**Task description**
Please rewrite the records below, from their start through the line holding "point <box>460 190 480 208</box>" (inclusive), renaming "Strahl" to "Beam" and changing nothing else.

____________

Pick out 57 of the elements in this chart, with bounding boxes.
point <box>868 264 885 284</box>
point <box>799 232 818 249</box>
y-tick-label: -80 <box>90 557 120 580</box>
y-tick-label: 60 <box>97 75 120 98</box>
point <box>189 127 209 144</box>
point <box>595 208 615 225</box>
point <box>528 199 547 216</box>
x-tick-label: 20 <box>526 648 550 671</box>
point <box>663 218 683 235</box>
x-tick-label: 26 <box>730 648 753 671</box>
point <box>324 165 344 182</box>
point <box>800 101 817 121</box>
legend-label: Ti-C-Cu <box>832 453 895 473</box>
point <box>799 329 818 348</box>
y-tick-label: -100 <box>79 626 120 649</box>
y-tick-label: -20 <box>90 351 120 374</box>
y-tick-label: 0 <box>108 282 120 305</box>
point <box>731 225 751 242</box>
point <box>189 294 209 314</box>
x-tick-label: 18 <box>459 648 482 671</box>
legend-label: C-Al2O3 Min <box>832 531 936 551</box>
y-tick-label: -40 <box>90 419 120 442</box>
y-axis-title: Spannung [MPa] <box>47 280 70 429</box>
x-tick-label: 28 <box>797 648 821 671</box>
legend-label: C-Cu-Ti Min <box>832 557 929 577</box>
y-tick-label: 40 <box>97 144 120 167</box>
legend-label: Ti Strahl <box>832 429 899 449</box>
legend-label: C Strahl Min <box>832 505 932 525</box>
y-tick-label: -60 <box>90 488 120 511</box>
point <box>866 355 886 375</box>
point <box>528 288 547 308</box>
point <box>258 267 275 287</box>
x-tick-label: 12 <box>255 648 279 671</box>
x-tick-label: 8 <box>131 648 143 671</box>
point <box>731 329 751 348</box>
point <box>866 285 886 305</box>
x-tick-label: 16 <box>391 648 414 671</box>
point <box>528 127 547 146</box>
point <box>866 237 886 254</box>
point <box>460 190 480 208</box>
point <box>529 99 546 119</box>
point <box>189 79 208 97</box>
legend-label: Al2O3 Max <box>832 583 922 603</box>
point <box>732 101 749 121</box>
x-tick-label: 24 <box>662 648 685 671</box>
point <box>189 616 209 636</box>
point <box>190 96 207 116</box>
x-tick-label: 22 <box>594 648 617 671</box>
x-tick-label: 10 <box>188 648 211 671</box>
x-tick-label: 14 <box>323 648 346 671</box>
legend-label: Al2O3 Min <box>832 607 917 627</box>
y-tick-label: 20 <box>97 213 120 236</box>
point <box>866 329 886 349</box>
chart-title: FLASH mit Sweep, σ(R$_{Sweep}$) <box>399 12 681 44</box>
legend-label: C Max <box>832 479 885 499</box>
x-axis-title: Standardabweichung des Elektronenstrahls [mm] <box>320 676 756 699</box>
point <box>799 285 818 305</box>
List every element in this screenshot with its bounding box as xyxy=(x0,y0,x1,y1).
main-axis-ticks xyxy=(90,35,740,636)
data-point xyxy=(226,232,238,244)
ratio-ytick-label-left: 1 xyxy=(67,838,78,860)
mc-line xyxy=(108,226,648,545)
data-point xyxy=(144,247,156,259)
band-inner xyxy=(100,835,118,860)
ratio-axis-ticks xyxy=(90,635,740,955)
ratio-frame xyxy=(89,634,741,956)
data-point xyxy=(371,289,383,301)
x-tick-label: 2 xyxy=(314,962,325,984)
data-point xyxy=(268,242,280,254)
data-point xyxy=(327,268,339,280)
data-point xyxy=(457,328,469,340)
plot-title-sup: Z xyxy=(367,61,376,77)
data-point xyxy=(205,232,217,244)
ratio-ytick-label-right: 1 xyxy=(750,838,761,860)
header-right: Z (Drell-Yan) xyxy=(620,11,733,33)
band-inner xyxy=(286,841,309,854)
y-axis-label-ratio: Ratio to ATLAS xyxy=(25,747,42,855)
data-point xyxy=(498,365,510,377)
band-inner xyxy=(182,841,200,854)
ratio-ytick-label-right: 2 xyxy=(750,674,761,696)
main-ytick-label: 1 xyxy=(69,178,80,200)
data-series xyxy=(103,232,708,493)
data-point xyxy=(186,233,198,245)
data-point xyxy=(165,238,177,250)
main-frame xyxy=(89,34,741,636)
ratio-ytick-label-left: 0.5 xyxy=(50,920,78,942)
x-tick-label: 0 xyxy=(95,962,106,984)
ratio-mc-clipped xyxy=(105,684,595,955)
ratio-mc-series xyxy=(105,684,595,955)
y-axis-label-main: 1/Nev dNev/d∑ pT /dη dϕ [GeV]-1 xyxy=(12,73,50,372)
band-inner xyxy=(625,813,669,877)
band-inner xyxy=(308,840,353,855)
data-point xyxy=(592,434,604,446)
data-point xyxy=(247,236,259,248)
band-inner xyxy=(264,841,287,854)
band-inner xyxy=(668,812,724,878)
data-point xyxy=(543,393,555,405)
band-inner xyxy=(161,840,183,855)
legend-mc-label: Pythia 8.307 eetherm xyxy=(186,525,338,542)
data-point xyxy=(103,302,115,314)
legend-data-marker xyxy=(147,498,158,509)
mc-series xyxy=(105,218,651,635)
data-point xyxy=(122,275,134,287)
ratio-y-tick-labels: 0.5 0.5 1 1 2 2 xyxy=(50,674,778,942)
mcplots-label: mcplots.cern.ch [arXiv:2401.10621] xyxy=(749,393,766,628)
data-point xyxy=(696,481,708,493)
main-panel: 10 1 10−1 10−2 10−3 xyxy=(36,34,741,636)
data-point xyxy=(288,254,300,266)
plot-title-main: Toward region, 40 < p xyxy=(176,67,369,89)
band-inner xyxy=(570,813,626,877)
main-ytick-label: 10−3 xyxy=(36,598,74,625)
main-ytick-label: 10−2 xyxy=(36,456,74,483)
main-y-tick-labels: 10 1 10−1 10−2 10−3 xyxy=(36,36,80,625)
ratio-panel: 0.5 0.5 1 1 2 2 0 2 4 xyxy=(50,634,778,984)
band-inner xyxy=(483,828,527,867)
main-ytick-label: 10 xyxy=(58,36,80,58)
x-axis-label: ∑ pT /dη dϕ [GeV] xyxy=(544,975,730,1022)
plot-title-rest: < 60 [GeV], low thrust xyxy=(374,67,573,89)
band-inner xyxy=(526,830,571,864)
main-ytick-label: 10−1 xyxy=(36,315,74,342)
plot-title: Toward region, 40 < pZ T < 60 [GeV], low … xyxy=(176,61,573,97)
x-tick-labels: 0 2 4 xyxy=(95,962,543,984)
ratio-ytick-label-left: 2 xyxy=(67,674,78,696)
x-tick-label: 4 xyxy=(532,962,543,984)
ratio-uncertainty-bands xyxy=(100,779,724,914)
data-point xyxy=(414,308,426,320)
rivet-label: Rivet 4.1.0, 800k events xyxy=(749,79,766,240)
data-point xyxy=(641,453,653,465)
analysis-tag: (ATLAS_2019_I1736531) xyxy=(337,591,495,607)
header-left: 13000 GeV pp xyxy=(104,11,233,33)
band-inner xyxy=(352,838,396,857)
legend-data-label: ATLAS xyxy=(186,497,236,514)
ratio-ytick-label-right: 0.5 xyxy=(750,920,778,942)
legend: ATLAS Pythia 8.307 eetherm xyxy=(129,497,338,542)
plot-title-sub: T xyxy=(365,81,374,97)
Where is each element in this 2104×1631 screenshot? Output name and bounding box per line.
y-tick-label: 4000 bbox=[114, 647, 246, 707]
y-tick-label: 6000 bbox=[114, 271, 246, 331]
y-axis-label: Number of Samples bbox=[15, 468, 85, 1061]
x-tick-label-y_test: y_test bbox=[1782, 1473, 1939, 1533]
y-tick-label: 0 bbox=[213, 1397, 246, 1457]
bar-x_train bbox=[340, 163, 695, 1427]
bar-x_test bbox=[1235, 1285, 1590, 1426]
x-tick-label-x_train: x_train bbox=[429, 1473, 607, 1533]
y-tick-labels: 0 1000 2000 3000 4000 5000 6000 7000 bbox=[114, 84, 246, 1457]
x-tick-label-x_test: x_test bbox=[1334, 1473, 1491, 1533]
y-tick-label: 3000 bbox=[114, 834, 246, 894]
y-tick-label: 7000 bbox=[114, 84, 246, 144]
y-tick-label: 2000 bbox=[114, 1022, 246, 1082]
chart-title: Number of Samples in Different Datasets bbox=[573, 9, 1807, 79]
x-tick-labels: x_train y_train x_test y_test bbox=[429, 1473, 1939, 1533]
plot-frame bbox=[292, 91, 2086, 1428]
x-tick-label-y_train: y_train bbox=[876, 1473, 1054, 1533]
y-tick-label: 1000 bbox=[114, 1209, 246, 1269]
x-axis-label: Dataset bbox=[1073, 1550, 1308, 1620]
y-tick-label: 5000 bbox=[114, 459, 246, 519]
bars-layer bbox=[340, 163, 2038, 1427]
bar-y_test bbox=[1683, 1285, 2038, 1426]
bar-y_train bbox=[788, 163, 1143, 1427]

____________

**Written solution**
Pick out 57 of the elements in this chart, with bounding boxes.
point <box>868 264 885 284</box>
point <box>799 232 818 249</box>
y-tick-label: -80 <box>90 557 120 580</box>
y-tick-label: 60 <box>97 75 120 98</box>
point <box>189 127 209 144</box>
point <box>595 208 615 225</box>
point <box>528 199 547 216</box>
x-tick-label: 20 <box>526 648 550 671</box>
point <box>663 218 683 235</box>
x-tick-label: 26 <box>730 648 753 671</box>
point <box>324 165 344 182</box>
point <box>800 101 817 121</box>
legend-label: Ti-C-Cu <box>832 453 895 473</box>
point <box>799 329 818 348</box>
y-tick-label: -100 <box>79 626 120 649</box>
y-tick-label: -20 <box>90 351 120 374</box>
y-tick-label: 0 <box>108 282 120 305</box>
point <box>731 225 751 242</box>
point <box>189 294 209 314</box>
x-tick-label: 18 <box>459 648 482 671</box>
legend-label: C-Al2O3 Min <box>832 531 936 551</box>
y-tick-label: -40 <box>90 419 120 442</box>
y-axis-title: Spannung [MPa] <box>47 280 70 429</box>
x-tick-label: 28 <box>797 648 821 671</box>
legend-label: C-Cu-Ti Min <box>832 557 929 577</box>
y-tick-label: 40 <box>97 144 120 167</box>
legend-label: Ti Beam <box>832 429 899 449</box>
legend-label: C Beam Min <box>832 505 932 525</box>
y-tick-label: -60 <box>90 488 120 511</box>
point <box>866 355 886 375</box>
point <box>528 288 547 308</box>
point <box>258 267 275 287</box>
x-tick-label: 12 <box>255 648 279 671</box>
x-tick-label: 8 <box>131 648 143 671</box>
point <box>731 329 751 348</box>
point <box>866 285 886 305</box>
x-tick-label: 16 <box>391 648 414 671</box>
point <box>528 127 547 146</box>
point <box>866 237 886 254</box>
point <box>460 190 480 208</box>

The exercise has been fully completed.